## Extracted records
Begin

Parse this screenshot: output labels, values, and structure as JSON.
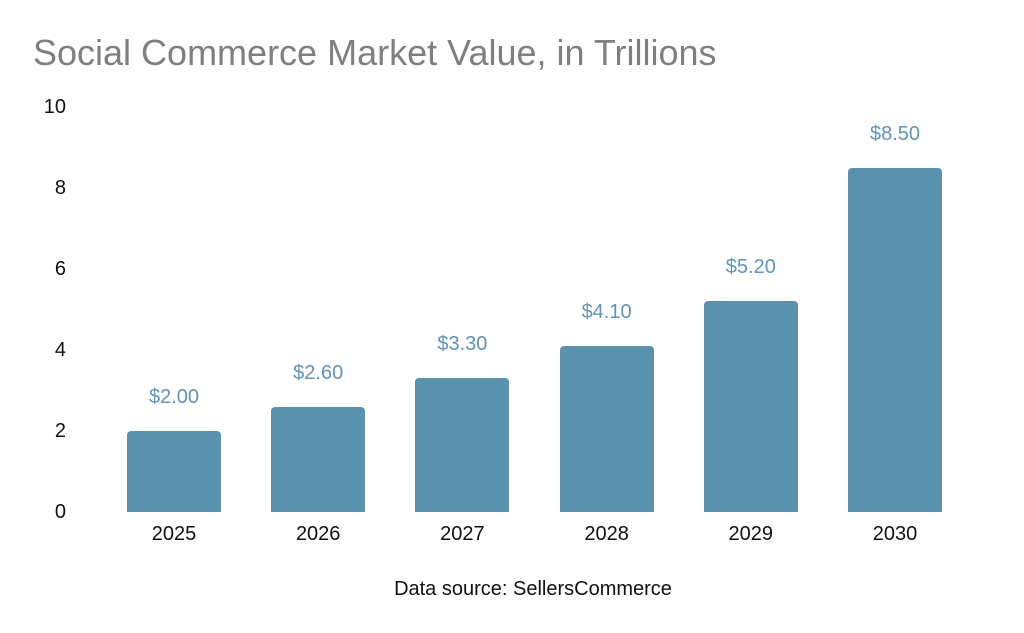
{
  "chart": {
    "title": "Social Commerce Market Value, in Trillions",
    "source": "Data source: SellersCommerce"
  },
  "chart_data": {
    "type": "bar",
    "title": "Social Commerce Market Value, in Trillions",
    "categories": [
      "2025",
      "2026",
      "2027",
      "2028",
      "2029",
      "2030"
    ],
    "values": [
      2.0,
      2.6,
      3.3,
      4.1,
      5.2,
      8.5
    ],
    "data_labels": [
      "$2.00",
      "$2.60",
      "$3.30",
      "$4.10",
      "$5.20",
      "$8.50"
    ],
    "xlabel": "",
    "ylabel": "",
    "ylim": [
      0,
      10
    ],
    "yticks": [
      0,
      2,
      4,
      6,
      8,
      10
    ],
    "grid": false,
    "legend": false,
    "annotations": [
      "Data source: SellersCommerce"
    ],
    "bar_color": "#5a91ad",
    "data_label_color": "#6094ba",
    "axis_label_color": "#111111",
    "title_color": "#7f7f7f"
  }
}
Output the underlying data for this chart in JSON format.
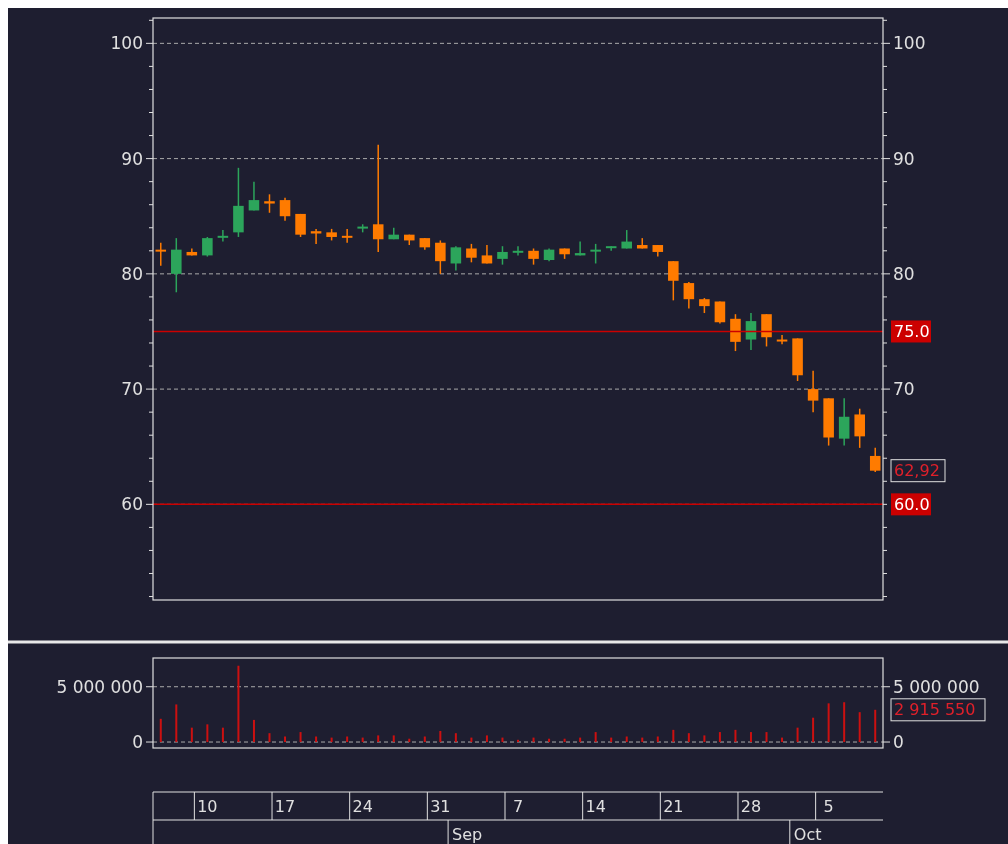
{
  "chart_data": [
    {
      "type": "candlestick",
      "tick_labels": "y",
      "grid": "y",
      "categories": [
        null,
        null,
        null,
        "10",
        null,
        null,
        null,
        null,
        "17",
        null,
        null,
        null,
        null,
        "24",
        null,
        null,
        null,
        null,
        "31",
        null,
        null,
        null,
        null,
        "7",
        null,
        null,
        null,
        null,
        "14",
        null,
        null,
        null,
        null,
        "21",
        null,
        null,
        null,
        null,
        "28",
        null,
        null,
        null,
        null,
        "5",
        null,
        null,
        null
      ],
      "ohlc": [
        [
          82.1,
          82.7,
          80.7,
          82.0
        ],
        [
          80.0,
          83.1,
          78.4,
          82.1
        ],
        [
          81.9,
          82.2,
          81.6,
          81.6
        ],
        [
          81.6,
          83.2,
          81.5,
          83.1
        ],
        [
          83.2,
          83.8,
          82.8,
          83.3
        ],
        [
          83.6,
          89.2,
          83.2,
          85.9
        ],
        [
          85.5,
          88.0,
          85.5,
          86.4
        ],
        [
          86.3,
          86.9,
          85.3,
          86.1
        ],
        [
          86.4,
          86.6,
          84.6,
          85.0
        ],
        [
          85.2,
          85.2,
          83.2,
          83.4
        ],
        [
          83.7,
          83.9,
          82.6,
          83.5
        ],
        [
          83.6,
          83.9,
          82.9,
          83.2
        ],
        [
          83.3,
          83.9,
          82.7,
          83.2
        ],
        [
          84.0,
          84.3,
          83.6,
          84.1
        ],
        [
          84.3,
          91.2,
          81.9,
          83.0
        ],
        [
          83.0,
          84.0,
          83.0,
          83.4
        ],
        [
          83.4,
          83.4,
          82.5,
          82.9
        ],
        [
          83.1,
          83.1,
          82.1,
          82.3
        ],
        [
          82.7,
          82.9,
          80.0,
          81.1
        ],
        [
          80.9,
          82.4,
          80.3,
          82.3
        ],
        [
          82.2,
          82.6,
          81.0,
          81.4
        ],
        [
          81.6,
          82.5,
          80.9,
          80.9
        ],
        [
          81.3,
          82.4,
          80.8,
          81.9
        ],
        [
          81.9,
          82.4,
          81.6,
          82.0
        ],
        [
          82.0,
          82.2,
          80.8,
          81.3
        ],
        [
          81.2,
          82.2,
          81.1,
          82.1
        ],
        [
          82.2,
          82.2,
          81.3,
          81.7
        ],
        [
          81.6,
          82.8,
          81.6,
          81.8
        ],
        [
          82.0,
          82.6,
          80.9,
          82.1
        ],
        [
          82.3,
          82.4,
          82.0,
          82.4
        ],
        [
          82.2,
          83.8,
          82.2,
          82.8
        ],
        [
          82.5,
          83.1,
          82.2,
          82.2
        ],
        [
          82.5,
          82.5,
          81.5,
          81.9
        ],
        [
          81.1,
          81.1,
          77.7,
          79.4
        ],
        [
          79.2,
          79.3,
          77.0,
          77.8
        ],
        [
          77.8,
          77.9,
          76.6,
          77.2
        ],
        [
          77.6,
          77.6,
          75.7,
          75.8
        ],
        [
          76.1,
          76.5,
          73.3,
          74.1
        ],
        [
          74.3,
          76.6,
          73.4,
          75.9
        ],
        [
          76.5,
          76.5,
          73.7,
          74.5
        ],
        [
          74.3,
          74.7,
          73.9,
          74.2
        ],
        [
          74.4,
          74.4,
          70.7,
          71.2
        ],
        [
          70.0,
          71.6,
          68.0,
          69.0
        ],
        [
          69.2,
          69.2,
          65.1,
          65.8
        ],
        [
          65.7,
          69.2,
          65.1,
          67.6
        ],
        [
          67.8,
          68.3,
          64.9,
          65.9
        ],
        [
          64.2,
          64.9,
          62.8,
          62.92
        ]
      ],
      "colors": [
        "#ff7b00",
        "#2ca55b",
        "#ff7b00",
        "#2ca55b",
        "#2ca55b",
        "#2ca55b",
        "#2ca55b",
        "#ff7b00",
        "#ff7b00",
        "#ff7b00",
        "#ff7b00",
        "#ff7b00",
        "#ff7b00",
        "#2ca55b",
        "#ff7b00",
        "#2ca55b",
        "#ff7b00",
        "#ff7b00",
        "#ff7b00",
        "#2ca55b",
        "#ff7b00",
        "#ff7b00",
        "#2ca55b",
        "#2ca55b",
        "#ff7b00",
        "#2ca55b",
        "#ff7b00",
        "#2ca55b",
        "#2ca55b",
        "#2ca55b",
        "#2ca55b",
        "#ff7b00",
        "#ff7b00",
        "#ff7b00",
        "#ff7b00",
        "#ff7b00",
        "#ff7b00",
        "#ff7b00",
        "#2ca55b",
        "#ff7b00",
        "#ff7b00",
        "#ff7b00",
        "#ff7b00",
        "#ff7b00",
        "#2ca55b",
        "#ff7b00",
        "#ff7b00"
      ],
      "ylim": [
        51.7,
        102.2
      ],
      "yticks": [
        {
          "value": 52,
          "label": null
        },
        {
          "value": 54,
          "label": null
        },
        {
          "value": 56,
          "label": null
        },
        {
          "value": 58,
          "label": null
        },
        60,
        {
          "value": 62,
          "label": null
        },
        {
          "value": 64,
          "label": null
        },
        {
          "value": 66,
          "label": null
        },
        {
          "value": 68,
          "label": null
        },
        70,
        {
          "value": 72,
          "label": null
        },
        {
          "value": 74,
          "label": null
        },
        {
          "value": 76,
          "label": null
        },
        {
          "value": 78,
          "label": null
        },
        80,
        {
          "value": 82,
          "label": null
        },
        {
          "value": 84,
          "label": null
        },
        {
          "value": 86,
          "label": null
        },
        {
          "value": 88,
          "label": null
        },
        90,
        {
          "value": 92,
          "label": null
        },
        {
          "value": 94,
          "label": null
        },
        {
          "value": 96,
          "label": null
        },
        {
          "value": 98,
          "label": null
        },
        100,
        {
          "value": 102,
          "label": null
        }
      ],
      "y2lim": [
        51.7,
        102.2
      ],
      "y2ticks": [
        {
          "value": 52,
          "label": null
        },
        {
          "value": 54,
          "label": null
        },
        {
          "value": 56,
          "label": null
        },
        {
          "value": 58,
          "label": null
        },
        {
          "value": 60,
          "label": null
        },
        {
          "value": 62,
          "label": null
        },
        {
          "value": 64,
          "label": null
        },
        {
          "value": 66,
          "label": null
        },
        {
          "value": 68,
          "label": null
        },
        70,
        {
          "value": 72,
          "label": null
        },
        {
          "value": 74,
          "label": null
        },
        {
          "value": 76,
          "label": null
        },
        {
          "value": 78,
          "label": null
        },
        80,
        {
          "value": 82,
          "label": null
        },
        {
          "value": 84,
          "label": null
        },
        {
          "value": 86,
          "label": null
        },
        {
          "value": 88,
          "label": null
        },
        90,
        {
          "value": 92,
          "label": null
        },
        {
          "value": 94,
          "label": null
        },
        {
          "value": 96,
          "label": null
        },
        {
          "value": 98,
          "label": null
        },
        100,
        {
          "value": 102,
          "label": null
        }
      ],
      "ref_lines": [
        {
          "axis": "y2",
          "value": 75,
          "label": "75.0",
          "color": "#cc0000"
        },
        {
          "axis": "y2",
          "value": 60,
          "label": "60.0",
          "color": "#cc0000"
        }
      ],
      "annotations": [
        "62,92"
      ]
    },
    {
      "type": "bar",
      "grid": "y",
      "color": "#cc1010",
      "categories": [
        null,
        null,
        null,
        "10",
        null,
        null,
        null,
        null,
        "17",
        null,
        null,
        null,
        null,
        "24",
        null,
        null,
        null,
        null,
        "31",
        null,
        null,
        null,
        null,
        "7",
        null,
        null,
        null,
        null,
        "14",
        null,
        null,
        null,
        null,
        "21",
        null,
        null,
        null,
        null,
        "28",
        null,
        null,
        null,
        null,
        "5",
        null,
        null,
        null
      ],
      "values": [
        2100000,
        3400000,
        1300000,
        1600000,
        1300000,
        6900000,
        2000000,
        800000,
        500000,
        900000,
        500000,
        400000,
        500000,
        400000,
        600000,
        600000,
        300000,
        500000,
        1000000,
        800000,
        400000,
        600000,
        400000,
        200000,
        400000,
        300000,
        300000,
        400000,
        900000,
        400000,
        500000,
        400000,
        500000,
        1100000,
        800000,
        600000,
        900000,
        1100000,
        900000,
        900000,
        400000,
        1300000,
        2200000,
        3500000,
        3600000,
        2700000,
        2915550
      ],
      "ylim": [
        -540000,
        7600000
      ],
      "yticks": [
        0,
        {
          "value": 5000000,
          "label": "5 000 000"
        }
      ],
      "y2lim": [
        -540000,
        7600000
      ],
      "y2ticks": [
        0,
        {
          "value": 5000000,
          "label": "5 000 000"
        }
      ],
      "annotations": [
        "2 915 550",
        "Sep",
        "Oct"
      ]
    }
  ]
}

End

## STATED EXERCISE
Copy every line above that includes the string "values".

## TASK ANSWER
Parse this screenshot: output labels, values, and structure as JSON.
    "values": [
      "values": [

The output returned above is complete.